Stored entries:
—————
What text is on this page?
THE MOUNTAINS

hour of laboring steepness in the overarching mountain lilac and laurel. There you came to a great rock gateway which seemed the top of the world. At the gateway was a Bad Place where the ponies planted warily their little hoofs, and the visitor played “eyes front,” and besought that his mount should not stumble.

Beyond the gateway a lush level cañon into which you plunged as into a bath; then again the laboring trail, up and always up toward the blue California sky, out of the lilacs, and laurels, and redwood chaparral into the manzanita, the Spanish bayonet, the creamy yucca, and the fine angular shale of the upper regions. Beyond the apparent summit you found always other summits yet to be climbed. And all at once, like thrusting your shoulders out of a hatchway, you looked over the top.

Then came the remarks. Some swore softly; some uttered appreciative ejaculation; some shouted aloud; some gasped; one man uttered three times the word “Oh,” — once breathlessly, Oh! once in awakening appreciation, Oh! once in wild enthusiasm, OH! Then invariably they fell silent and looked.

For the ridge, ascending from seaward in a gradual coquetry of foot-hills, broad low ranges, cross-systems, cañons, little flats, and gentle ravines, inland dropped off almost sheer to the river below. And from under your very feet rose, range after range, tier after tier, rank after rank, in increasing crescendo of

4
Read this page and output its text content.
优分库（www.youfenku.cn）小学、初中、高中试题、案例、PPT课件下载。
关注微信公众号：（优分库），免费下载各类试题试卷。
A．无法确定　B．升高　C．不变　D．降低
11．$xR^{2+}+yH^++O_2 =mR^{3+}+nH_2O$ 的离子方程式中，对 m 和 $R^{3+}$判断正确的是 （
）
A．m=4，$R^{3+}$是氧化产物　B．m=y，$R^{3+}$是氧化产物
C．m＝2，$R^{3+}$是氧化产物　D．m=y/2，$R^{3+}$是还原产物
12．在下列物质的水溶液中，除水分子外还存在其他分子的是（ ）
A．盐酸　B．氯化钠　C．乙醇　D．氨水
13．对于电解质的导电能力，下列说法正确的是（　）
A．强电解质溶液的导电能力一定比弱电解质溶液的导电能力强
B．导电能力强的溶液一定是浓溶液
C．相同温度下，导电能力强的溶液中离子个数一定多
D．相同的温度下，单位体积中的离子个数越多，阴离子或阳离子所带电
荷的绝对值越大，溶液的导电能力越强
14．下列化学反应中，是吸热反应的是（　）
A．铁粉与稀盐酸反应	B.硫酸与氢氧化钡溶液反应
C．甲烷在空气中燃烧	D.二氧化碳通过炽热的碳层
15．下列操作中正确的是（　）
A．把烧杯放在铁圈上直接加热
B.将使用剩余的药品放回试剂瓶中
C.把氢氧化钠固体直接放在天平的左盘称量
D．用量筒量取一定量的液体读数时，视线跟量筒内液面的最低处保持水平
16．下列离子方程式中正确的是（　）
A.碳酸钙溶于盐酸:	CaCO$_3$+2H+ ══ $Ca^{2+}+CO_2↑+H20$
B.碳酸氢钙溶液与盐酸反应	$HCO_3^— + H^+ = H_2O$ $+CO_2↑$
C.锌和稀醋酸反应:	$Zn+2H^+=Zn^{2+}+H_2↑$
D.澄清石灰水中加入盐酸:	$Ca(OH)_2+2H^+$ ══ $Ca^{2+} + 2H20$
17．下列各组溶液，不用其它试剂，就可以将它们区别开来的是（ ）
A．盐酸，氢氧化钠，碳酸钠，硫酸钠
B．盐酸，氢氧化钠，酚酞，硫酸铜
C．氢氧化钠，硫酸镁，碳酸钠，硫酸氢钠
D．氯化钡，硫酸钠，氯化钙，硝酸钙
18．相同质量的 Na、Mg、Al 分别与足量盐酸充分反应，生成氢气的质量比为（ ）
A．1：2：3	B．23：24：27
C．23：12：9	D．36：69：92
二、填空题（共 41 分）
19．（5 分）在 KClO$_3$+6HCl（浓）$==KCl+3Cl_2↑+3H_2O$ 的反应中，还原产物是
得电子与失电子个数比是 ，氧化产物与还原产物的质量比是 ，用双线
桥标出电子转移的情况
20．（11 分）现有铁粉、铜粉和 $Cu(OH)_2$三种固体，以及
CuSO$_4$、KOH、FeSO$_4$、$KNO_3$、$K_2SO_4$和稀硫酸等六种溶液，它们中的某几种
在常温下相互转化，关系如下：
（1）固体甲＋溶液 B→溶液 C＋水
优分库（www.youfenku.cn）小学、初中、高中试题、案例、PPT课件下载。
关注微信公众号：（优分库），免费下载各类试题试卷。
—————
What to do: Restate the whole listing exactly.

The reply:
What text is on this page?
THE MOUNTAINS

hour of laboring steepness in the overarching mountain lilac and laurel. There you came to a great rock gateway which seemed the top of the world. At the gateway was a Bad Place where the ponies planted warily their little hoofs, and the visitor played “eyes front,” and besought that his mount should not stumble.

Beyond the gateway a lush level cañon into which you plunged as into a bath; then again the laboring trail, up and always up toward the blue California sky, out of the lilacs, and laurels, and redwood chaparral into the manzanita, the Spanish bayonet, the creamy yucca, and the fine angular shale of the upper regions. Beyond the apparent summit you found always other summits yet to be climbed. And all at once, like thrusting your shoulders out of a hatchway, you looked over the top.

Then came the remarks. Some swore softly; some uttered appreciative ejaculation; some shouted aloud; some gasped; one man uttered three times the word “Oh,” — once breathlessly, Oh! once in awakening appreciation, Oh! once in wild enthusiasm, OH! Then invariably they fell silent and looked.

For the ridge, ascending from seaward in a gradual coquetry of foot-hills, broad low ranges, cross-systems, cañons, little flats, and gentle ravines, inland dropped off almost sheer to the river below. And from under your very feet rose, range after range, tier after tier, rank after rank, in increasing crescendo of

4
Read this page and output its text content.
优分库（www.youfenku.cn）小学、初中、高中试题、案例、PPT课件下载。
关注微信公众号：（优分库），免费下载各类试题试卷。
A．无法确定　B．升高　C．不变　D．降低
11．$xR^{2+}+yH^++O_2 =mR^{3+}+nH_2O$ 的离子方程式中，对 m 和 $R^{3+}$判断正确的是 （
）
A．m=4，$R^{3+}$是氧化产物　B．m=y，$R^{3+}$是氧化产物
C．m＝2，$R^{3+}$是氧化产物　D．m=y/2，$R^{3+}$是还原产物
12．在下列物质的水溶液中，除水分子外还存在其他分子的是（ ）
A．盐酸　B．氯化钠　C．乙醇　D．氨水
13．对于电解质的导电能力，下列说法正确的是（　）
A．强电解质溶液的导电能力一定比弱电解质溶液的导电能力强
B．导电能力强的溶液一定是浓溶液
C．相同温度下，导电能力强的溶液中离子个数一定多
D．相同的温度下，单位体积中的离子个数越多，阴离子或阳离子所带电
荷的绝对值越大，溶液的导电能力越强
14．下列化学反应中，是吸热反应的是（　）
A．铁粉与稀盐酸反应	B.硫酸与氢氧化钡溶液反应
C．甲烷在空气中燃烧	D.二氧化碳通过炽热的碳层
15．下列操作中正确的是（　）
A．把烧杯放在铁圈上直接加热
B.将使用剩余的药品放回试剂瓶中
C.把氢氧化钠固体直接放在天平的左盘称量
D．用量筒量取一定量的液体读数时，视线跟量筒内液面的最低处保持水平
16．下列离子方程式中正确的是（　）
A.碳酸钙溶于盐酸:	CaCO$_3$+2H+ ══ $Ca^{2+}+CO_2↑+H20$
B.碳酸氢钙溶液与盐酸反应	$HCO_3^— + H^+ = H_2O$ $+CO_2↑$
C.锌和稀醋酸反应:	$Zn+2H^+=Zn^{2+}+H_2↑$
D.澄清石灰水中加入盐酸:	$Ca(OH)_2+2H^+$ ══ $Ca^{2+} + 2H20$
17．下列各组溶液，不用其它试剂，就可以将它们区别开来的是（ ）
A．盐酸，氢氧化钠，碳酸钠，硫酸钠
B．盐酸，氢氧化钠，酚酞，硫酸铜
C．氢氧化钠，硫酸镁，碳酸钠，硫酸氢钠
D．氯化钡，硫酸钠，氯化钙，硝酸钙
18．相同质量的 Na、Mg、Al 分别与足量盐酸充分反应，生成氢气的质量比为（ ）
A．1：2：3	B．23：24：27
C．23：12：9	D．36：69：92
二、填空题（共 41 分）
19．（5 分）在 KClO$_3$+6HCl（浓）$==KCl+3Cl_2↑+3H_2O$ 的反应中，还原产物是
得电子与失电子个数比是 ，氧化产物与还原产物的质量比是 ，用双线
桥标出电子转移的情况
20．（11 分）现有铁粉、铜粉和 $Cu(OH)_2$三种固体，以及
CuSO$_4$、KOH、FeSO$_4$、$KNO_3$、$K_2SO_4$和稀硫酸等六种溶液，它们中的某几种
在常温下相互转化，关系如下：
（1）固体甲＋溶液 B→溶液 C＋水
优分库（www.youfenku.cn）小学、初中、高中试题、案例、PPT课件下载。
关注微信公众号：（优分库），免费下载各类试题试卷。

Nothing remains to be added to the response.